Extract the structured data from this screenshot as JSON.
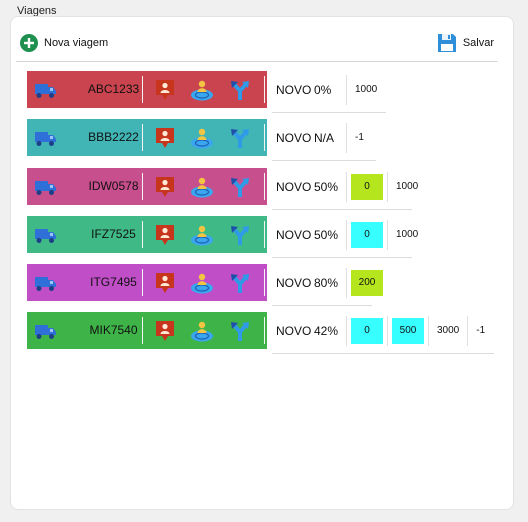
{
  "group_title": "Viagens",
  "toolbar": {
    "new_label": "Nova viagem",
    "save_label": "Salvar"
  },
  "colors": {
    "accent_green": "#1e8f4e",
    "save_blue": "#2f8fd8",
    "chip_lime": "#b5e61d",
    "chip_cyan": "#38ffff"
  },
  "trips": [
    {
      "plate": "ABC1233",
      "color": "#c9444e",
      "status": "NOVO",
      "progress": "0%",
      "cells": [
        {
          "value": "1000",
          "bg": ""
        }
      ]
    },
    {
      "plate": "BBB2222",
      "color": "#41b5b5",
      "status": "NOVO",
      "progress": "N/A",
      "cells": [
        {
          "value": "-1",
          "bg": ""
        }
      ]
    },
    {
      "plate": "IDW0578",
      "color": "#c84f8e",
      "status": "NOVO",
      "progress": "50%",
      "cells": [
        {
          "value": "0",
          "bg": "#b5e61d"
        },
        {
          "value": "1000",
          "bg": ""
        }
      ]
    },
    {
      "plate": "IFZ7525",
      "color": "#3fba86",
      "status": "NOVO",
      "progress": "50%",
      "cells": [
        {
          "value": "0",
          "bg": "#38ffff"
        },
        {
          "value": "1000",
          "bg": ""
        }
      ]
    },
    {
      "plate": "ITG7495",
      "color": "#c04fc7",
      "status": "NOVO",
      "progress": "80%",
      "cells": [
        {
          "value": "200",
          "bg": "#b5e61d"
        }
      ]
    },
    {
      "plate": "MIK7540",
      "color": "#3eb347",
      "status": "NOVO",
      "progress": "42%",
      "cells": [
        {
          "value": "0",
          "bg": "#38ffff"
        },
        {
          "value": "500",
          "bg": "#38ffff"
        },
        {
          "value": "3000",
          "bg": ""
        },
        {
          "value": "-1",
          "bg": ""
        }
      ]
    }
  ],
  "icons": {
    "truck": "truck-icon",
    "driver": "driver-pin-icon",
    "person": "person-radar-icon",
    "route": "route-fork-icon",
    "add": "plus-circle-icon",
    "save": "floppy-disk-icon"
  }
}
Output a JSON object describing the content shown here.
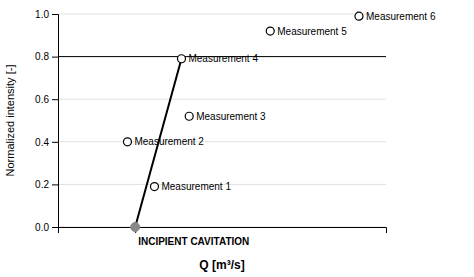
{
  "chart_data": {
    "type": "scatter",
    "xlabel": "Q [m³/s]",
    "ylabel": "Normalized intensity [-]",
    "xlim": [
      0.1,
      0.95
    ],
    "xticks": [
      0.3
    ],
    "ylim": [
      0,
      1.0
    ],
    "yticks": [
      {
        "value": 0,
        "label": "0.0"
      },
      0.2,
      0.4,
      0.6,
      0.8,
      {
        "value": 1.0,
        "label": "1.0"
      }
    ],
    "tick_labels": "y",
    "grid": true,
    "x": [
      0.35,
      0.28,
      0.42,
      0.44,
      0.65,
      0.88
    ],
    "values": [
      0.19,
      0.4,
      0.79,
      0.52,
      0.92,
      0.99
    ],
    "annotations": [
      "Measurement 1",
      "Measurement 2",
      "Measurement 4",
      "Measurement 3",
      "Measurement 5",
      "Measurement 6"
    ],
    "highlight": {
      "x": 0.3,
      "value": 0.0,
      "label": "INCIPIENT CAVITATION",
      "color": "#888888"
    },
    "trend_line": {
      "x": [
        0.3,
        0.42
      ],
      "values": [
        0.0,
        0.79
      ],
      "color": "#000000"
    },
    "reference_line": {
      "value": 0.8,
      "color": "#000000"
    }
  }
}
--------
▸ **Required task**
Keep the pictures out of the copy and return the rest of the data above exactly.

▸ **Answer to the problem**
Extract the structured data from this screenshot as JSON.
{
  "group_title": "Viagens",
  "toolbar": {
    "new_label": "Nova viagem",
    "save_label": "Salvar"
  },
  "colors": {
    "accent_green": "#1e8f4e",
    "save_blue": "#2f8fd8",
    "chip_lime": "#b5e61d",
    "chip_cyan": "#38ffff"
  },
  "trips": [
    {
      "plate": "ABC1233",
      "color": "#c9444e",
      "status": "NOVO",
      "progress": "0%",
      "cells": [
        {
          "value": "1000",
          "bg": ""
        }
      ]
    },
    {
      "plate": "BBB2222",
      "color": "#41b5b5",
      "status": "NOVO",
      "progress": "N/A",
      "cells": [
        {
          "value": "-1",
          "bg": ""
        }
      ]
    },
    {
      "plate": "IDW0578",
      "color": "#c84f8e",
      "status": "NOVO",
      "progress": "50%",
      "cells": [
        {
          "value": "0",
          "bg": "#b5e61d"
        },
        {
          "value": "1000",
          "bg": ""
        }
      ]
    },
    {
      "plate": "IFZ7525",
      "color": "#3fba86",
      "status": "NOVO",
      "progress": "50%",
      "cells": [
        {
          "value": "0",
          "bg": "#38ffff"
        },
        {
          "value": "1000",
          "bg": ""
        }
      ]
    },
    {
      "plate": "ITG7495",
      "color": "#c04fc7",
      "status": "NOVO",
      "progress": "80%",
      "cells": [
        {
          "value": "200",
          "bg": "#b5e61d"
        }
      ]
    },
    {
      "plate": "MIK7540",
      "color": "#3eb347",
      "status": "NOVO",
      "progress": "42%",
      "cells": [
        {
          "value": "0",
          "bg": "#38ffff"
        },
        {
          "value": "500",
          "bg": "#38ffff"
        },
        {
          "value": "3000",
          "bg": ""
        },
        {
          "value": "-1",
          "bg": ""
        }
      ]
    }
  ],
  "icons": {
    "truck": "truck-icon",
    "driver": "driver-pin-icon",
    "person": "person-radar-icon",
    "route": "route-fork-icon",
    "add": "plus-circle-icon",
    "save": "floppy-disk-icon"
  }
}
Output a JSON object describing the content shown here.
{
  "chart_data": {
    "type": "scatter",
    "xlabel": "Q [m³/s]",
    "ylabel": "Normalized intensity [-]",
    "xlim": [
      0.1,
      0.95
    ],
    "xticks": [
      0.3
    ],
    "ylim": [
      0,
      1.0
    ],
    "yticks": [
      {
        "value": 0,
        "label": "0.0"
      },
      0.2,
      0.4,
      0.6,
      0.8,
      {
        "value": 1.0,
        "label": "1.0"
      }
    ],
    "tick_labels": "y",
    "grid": true,
    "x": [
      0.35,
      0.28,
      0.42,
      0.44,
      0.65,
      0.88
    ],
    "values": [
      0.19,
      0.4,
      0.79,
      0.52,
      0.92,
      0.99
    ],
    "annotations": [
      "Measurement 1",
      "Measurement 2",
      "Measurement 4",
      "Measurement 3",
      "Measurement 5",
      "Measurement 6"
    ],
    "highlight": {
      "x": 0.3,
      "value": 0.0,
      "label": "INCIPIENT CAVITATION",
      "color": "#888888"
    },
    "trend_line": {
      "x": [
        0.3,
        0.42
      ],
      "values": [
        0.0,
        0.79
      ],
      "color": "#000000"
    },
    "reference_line": {
      "value": 0.8,
      "color": "#000000"
    }
  }
}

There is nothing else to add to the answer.